_WHAT THE TASK REQUIRES:_
Identify every line in the records below that contains the word "κατήγγειλαν", and copy each of those lines.
+--
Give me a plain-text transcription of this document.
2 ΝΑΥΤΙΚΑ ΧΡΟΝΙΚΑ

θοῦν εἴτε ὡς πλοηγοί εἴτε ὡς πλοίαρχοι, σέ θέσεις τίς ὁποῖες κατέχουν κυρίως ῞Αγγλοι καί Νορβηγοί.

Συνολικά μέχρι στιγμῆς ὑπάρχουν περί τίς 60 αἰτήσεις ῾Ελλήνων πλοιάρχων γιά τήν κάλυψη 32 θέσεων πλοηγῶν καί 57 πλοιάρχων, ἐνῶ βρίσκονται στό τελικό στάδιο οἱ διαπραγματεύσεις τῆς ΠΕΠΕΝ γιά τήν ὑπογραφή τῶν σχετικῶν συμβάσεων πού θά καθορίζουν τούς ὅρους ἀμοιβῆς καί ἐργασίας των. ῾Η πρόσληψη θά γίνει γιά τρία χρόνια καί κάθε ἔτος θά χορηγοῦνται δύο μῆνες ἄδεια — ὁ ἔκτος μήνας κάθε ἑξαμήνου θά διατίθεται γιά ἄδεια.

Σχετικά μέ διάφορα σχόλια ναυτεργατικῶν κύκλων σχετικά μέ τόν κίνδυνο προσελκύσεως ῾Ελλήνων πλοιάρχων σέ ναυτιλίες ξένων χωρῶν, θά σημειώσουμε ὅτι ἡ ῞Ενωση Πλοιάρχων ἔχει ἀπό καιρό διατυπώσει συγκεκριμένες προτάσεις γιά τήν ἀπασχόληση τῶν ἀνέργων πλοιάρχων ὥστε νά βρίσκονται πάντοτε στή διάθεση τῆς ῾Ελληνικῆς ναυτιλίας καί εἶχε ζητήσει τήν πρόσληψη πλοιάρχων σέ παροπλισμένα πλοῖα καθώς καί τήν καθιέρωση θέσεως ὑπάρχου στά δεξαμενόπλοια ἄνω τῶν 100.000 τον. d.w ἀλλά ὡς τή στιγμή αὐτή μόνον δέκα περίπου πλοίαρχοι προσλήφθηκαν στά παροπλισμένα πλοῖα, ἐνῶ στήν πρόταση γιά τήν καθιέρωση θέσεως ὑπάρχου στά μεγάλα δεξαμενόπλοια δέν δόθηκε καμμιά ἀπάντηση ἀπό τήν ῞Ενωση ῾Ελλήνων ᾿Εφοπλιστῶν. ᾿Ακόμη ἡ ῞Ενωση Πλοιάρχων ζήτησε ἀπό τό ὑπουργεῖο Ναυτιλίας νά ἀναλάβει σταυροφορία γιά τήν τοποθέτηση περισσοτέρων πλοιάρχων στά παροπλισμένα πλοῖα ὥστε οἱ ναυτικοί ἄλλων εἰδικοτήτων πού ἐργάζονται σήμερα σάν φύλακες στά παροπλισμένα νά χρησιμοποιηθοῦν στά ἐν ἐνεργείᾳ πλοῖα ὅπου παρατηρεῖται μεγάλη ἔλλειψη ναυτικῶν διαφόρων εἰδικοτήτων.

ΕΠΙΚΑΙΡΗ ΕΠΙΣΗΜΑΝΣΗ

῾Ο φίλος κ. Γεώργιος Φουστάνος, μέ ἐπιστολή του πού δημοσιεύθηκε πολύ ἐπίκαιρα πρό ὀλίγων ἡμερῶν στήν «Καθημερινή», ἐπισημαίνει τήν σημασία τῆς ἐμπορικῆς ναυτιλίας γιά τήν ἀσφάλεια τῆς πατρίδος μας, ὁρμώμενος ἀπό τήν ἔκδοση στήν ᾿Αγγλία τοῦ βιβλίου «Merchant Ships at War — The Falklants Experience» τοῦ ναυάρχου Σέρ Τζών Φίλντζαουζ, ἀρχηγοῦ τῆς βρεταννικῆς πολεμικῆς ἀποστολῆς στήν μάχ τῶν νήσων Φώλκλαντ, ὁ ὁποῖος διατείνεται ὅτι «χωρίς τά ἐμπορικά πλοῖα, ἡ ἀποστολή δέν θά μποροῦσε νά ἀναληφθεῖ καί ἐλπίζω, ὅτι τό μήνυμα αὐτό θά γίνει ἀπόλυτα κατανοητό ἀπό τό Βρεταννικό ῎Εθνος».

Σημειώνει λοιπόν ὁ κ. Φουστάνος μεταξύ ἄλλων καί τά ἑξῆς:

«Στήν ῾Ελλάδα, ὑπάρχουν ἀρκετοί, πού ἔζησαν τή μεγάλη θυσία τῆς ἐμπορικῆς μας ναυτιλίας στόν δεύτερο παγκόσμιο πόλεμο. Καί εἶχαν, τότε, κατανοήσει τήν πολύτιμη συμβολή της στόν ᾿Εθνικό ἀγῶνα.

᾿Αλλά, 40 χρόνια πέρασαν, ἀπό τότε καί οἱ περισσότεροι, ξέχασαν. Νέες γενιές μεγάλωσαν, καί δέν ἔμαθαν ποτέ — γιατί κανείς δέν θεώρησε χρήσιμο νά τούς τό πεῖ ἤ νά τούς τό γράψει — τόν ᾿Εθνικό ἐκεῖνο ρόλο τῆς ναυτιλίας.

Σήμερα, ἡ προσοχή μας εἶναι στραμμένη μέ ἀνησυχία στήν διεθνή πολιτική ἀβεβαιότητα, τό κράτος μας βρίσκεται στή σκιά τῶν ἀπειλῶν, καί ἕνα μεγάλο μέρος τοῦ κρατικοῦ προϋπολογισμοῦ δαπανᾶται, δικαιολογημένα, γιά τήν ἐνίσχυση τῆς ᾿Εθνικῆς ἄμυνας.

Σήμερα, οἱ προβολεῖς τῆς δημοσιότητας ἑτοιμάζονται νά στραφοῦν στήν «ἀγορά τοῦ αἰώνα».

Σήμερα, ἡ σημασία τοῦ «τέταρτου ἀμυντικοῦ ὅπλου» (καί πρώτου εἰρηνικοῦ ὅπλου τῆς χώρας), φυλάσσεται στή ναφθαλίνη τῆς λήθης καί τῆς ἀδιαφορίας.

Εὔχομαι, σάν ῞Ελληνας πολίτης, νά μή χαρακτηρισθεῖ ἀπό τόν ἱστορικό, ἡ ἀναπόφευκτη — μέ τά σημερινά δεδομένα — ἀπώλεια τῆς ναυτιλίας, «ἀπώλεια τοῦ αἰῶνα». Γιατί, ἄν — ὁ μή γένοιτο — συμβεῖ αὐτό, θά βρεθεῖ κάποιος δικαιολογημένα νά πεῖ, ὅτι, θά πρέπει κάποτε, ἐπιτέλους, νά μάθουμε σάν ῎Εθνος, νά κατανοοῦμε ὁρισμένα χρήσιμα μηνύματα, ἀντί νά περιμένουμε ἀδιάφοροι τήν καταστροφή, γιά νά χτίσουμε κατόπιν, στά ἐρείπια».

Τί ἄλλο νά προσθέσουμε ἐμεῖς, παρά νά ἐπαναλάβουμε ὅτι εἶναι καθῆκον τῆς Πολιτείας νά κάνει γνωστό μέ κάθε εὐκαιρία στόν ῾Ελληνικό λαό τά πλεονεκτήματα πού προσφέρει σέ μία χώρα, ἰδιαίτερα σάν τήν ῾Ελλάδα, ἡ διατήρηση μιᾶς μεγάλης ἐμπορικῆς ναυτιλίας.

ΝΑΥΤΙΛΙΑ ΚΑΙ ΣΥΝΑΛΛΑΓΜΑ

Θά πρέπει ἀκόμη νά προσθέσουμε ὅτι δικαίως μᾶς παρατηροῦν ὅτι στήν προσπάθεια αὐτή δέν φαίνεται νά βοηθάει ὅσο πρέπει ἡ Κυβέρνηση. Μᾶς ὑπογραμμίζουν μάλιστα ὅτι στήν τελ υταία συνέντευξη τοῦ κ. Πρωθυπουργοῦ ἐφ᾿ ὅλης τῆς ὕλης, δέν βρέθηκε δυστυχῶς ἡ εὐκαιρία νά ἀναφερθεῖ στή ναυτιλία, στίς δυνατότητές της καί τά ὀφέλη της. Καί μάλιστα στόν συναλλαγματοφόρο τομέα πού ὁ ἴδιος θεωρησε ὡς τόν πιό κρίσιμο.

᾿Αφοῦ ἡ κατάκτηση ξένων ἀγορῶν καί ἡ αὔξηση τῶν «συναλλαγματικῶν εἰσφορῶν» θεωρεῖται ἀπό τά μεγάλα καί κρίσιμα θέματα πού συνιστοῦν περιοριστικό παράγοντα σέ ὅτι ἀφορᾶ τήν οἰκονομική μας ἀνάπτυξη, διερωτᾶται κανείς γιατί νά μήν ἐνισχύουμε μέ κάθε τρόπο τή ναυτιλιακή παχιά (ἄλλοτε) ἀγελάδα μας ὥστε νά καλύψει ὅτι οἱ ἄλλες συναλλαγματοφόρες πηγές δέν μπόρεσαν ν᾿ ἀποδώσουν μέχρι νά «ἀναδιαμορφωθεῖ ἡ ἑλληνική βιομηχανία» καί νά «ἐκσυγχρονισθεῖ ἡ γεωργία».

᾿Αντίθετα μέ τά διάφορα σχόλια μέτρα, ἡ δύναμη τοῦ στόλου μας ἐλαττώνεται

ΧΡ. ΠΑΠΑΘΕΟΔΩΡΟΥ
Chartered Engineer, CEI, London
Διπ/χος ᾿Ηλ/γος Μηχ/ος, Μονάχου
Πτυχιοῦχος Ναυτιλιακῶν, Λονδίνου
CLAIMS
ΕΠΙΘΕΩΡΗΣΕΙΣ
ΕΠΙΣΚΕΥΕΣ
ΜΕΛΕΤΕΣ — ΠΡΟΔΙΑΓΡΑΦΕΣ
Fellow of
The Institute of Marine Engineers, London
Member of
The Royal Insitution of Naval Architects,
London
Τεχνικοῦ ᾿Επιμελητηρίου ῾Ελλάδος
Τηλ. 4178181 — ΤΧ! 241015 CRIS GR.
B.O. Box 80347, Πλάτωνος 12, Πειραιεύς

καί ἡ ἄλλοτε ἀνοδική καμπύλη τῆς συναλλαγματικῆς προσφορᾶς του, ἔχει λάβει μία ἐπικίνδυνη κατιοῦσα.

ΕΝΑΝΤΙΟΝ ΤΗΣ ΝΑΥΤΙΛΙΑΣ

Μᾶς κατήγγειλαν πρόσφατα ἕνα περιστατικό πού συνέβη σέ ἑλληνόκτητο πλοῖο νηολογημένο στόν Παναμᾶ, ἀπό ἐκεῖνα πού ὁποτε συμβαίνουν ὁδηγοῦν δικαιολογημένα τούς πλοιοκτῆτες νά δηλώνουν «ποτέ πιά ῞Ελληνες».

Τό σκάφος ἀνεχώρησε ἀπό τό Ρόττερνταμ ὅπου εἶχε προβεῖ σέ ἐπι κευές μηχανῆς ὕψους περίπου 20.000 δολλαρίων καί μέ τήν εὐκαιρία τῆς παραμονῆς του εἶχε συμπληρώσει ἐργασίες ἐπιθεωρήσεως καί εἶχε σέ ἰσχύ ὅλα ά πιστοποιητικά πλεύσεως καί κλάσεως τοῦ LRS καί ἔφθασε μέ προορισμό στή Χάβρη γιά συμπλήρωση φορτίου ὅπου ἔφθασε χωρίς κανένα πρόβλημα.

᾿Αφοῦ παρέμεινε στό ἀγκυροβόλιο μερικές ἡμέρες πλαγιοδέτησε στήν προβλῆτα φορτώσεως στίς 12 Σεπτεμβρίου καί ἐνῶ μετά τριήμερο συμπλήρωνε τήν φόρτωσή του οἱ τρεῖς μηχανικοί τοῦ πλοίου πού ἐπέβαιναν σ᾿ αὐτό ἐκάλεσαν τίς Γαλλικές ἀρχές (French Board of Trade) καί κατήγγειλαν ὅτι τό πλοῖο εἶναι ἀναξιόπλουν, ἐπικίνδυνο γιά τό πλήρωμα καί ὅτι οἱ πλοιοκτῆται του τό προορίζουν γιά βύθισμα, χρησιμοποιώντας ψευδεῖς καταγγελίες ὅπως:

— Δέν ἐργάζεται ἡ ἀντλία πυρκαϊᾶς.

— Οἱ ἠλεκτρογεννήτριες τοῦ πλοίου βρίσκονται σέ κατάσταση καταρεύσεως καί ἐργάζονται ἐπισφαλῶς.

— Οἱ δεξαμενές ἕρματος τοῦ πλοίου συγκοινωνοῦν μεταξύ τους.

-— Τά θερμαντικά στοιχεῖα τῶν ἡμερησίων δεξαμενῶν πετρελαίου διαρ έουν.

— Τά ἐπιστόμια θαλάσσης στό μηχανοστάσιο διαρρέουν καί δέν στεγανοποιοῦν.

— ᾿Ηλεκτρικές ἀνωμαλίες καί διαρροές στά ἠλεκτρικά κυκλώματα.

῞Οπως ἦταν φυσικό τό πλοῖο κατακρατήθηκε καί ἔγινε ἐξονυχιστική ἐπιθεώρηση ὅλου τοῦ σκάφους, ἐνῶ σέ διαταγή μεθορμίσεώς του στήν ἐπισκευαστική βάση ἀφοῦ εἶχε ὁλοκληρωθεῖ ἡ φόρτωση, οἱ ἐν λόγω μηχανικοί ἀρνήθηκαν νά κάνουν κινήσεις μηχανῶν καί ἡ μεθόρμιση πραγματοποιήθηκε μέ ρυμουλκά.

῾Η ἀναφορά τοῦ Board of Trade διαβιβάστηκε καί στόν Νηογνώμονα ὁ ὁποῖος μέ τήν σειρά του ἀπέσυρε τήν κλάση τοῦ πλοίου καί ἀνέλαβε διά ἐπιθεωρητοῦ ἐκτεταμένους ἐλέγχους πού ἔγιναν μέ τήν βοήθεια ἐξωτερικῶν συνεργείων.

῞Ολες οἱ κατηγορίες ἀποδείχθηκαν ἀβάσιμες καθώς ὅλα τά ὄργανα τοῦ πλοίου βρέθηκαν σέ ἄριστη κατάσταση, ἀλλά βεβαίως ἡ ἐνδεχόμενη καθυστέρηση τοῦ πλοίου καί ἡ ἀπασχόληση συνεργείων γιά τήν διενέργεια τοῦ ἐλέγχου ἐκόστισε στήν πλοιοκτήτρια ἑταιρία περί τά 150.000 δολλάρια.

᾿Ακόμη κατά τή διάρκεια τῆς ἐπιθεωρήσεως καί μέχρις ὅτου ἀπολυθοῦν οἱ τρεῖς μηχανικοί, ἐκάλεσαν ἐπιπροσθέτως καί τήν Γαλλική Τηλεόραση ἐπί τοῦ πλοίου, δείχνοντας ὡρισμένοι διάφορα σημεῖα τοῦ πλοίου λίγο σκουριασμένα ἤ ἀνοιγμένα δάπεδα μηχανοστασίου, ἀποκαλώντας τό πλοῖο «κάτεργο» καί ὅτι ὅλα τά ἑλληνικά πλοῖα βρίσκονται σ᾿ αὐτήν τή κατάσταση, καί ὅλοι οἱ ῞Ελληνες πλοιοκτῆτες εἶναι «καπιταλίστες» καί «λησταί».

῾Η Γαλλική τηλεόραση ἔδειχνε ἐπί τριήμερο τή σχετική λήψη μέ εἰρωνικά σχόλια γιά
+--
_TASK RESULT:_
Μᾶς κατήγγειλαν πρόσφατα ἕνα περιστατικό πού συνέβη σέ ἑλληνόκτητο πλοῖο νηολογημένο στόν Παναμᾶ, ἀπό ἐκεῖνα πού ὁποτε συμβαίνουν ὁδηγοῦν δικαιολογημένα τούς πλοιοκτῆτες νά δηλώνουν «ποτέ πιά ῞Ελληνες».
᾿Αφοῦ παρέμεινε στό ἀγκυροβόλιο μερικές ἡμέρες πλαγιοδέτησε στήν προβλῆτα φορτώσεως στίς 12 Σεπτεμβρίου καί ἐνῶ μετά τριήμερο συμπλήρωνε τήν φόρτωσή του οἱ τρεῖς μηχανικοί τοῦ πλοίου πού ἐπέβαιναν σ᾿ αὐτό ἐκάλεσαν τίς Γαλλικές ἀρχές (French Board of Trade) καί κατήγγειλαν ὅτι τό πλοῖο εἶναι ἀναξιόπλουν, ἐπικίνδυνο γιά τό πλήρωμα καί ὅτι οἱ πλοιοκτῆται του τό προορίζουν γιά βύθισμα, χρησιμοποιώντας ψευδεῖς καταγγελίες ὅπως:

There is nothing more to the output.